◆ **Problem description**
Filter the lines below, copying only those with the string "ylabel".

◆ **The records**
[start]

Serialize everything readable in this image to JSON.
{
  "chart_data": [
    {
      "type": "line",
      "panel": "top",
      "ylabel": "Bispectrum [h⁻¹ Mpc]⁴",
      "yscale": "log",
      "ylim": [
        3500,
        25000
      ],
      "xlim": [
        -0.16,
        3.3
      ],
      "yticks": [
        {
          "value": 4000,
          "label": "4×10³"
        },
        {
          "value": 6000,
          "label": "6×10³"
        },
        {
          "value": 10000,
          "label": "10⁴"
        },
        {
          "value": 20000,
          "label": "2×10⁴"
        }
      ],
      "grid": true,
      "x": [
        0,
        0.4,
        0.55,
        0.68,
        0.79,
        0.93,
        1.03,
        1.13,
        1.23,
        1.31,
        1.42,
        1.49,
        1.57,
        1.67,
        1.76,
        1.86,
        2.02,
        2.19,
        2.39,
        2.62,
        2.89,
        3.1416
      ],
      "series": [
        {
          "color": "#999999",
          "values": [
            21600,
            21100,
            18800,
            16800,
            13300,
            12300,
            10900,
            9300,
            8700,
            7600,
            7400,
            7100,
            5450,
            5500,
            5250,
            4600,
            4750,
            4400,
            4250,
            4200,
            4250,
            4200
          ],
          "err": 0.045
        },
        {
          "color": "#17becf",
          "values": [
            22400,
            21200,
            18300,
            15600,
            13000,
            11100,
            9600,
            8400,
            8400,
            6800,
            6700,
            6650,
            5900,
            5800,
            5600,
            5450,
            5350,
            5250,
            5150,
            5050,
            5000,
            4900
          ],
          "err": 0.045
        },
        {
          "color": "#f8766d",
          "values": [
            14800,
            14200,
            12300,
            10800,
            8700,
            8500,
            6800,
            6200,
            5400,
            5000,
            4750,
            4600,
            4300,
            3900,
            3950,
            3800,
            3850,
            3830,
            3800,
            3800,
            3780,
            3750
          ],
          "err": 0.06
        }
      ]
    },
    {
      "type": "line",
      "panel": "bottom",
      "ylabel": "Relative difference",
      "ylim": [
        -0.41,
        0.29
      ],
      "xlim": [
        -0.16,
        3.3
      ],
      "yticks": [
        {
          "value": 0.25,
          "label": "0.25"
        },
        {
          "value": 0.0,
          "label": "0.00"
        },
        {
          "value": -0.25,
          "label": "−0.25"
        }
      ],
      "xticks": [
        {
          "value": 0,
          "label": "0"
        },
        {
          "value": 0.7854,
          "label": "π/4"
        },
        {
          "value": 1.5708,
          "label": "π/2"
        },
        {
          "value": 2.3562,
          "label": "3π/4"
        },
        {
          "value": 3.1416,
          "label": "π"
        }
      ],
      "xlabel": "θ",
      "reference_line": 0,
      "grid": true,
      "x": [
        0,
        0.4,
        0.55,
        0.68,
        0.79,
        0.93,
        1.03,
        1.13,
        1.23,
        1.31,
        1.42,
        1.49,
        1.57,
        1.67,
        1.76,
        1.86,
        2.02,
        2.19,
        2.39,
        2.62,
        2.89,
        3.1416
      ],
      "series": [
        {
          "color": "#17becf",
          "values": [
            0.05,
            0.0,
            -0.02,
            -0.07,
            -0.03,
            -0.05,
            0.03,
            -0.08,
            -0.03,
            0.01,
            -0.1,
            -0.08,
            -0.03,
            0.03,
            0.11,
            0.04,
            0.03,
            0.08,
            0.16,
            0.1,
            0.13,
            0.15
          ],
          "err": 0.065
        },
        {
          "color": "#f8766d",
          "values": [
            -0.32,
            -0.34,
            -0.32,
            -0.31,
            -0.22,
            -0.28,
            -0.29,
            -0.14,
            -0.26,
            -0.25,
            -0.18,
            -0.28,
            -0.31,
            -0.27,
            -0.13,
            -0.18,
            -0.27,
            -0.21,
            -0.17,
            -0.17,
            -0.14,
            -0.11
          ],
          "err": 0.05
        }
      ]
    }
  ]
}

[end]

◆ **Output for this task**
      "ylabel": "Bispectrum [h⁻¹ Mpc]⁴",
      "ylabel": "Relative difference",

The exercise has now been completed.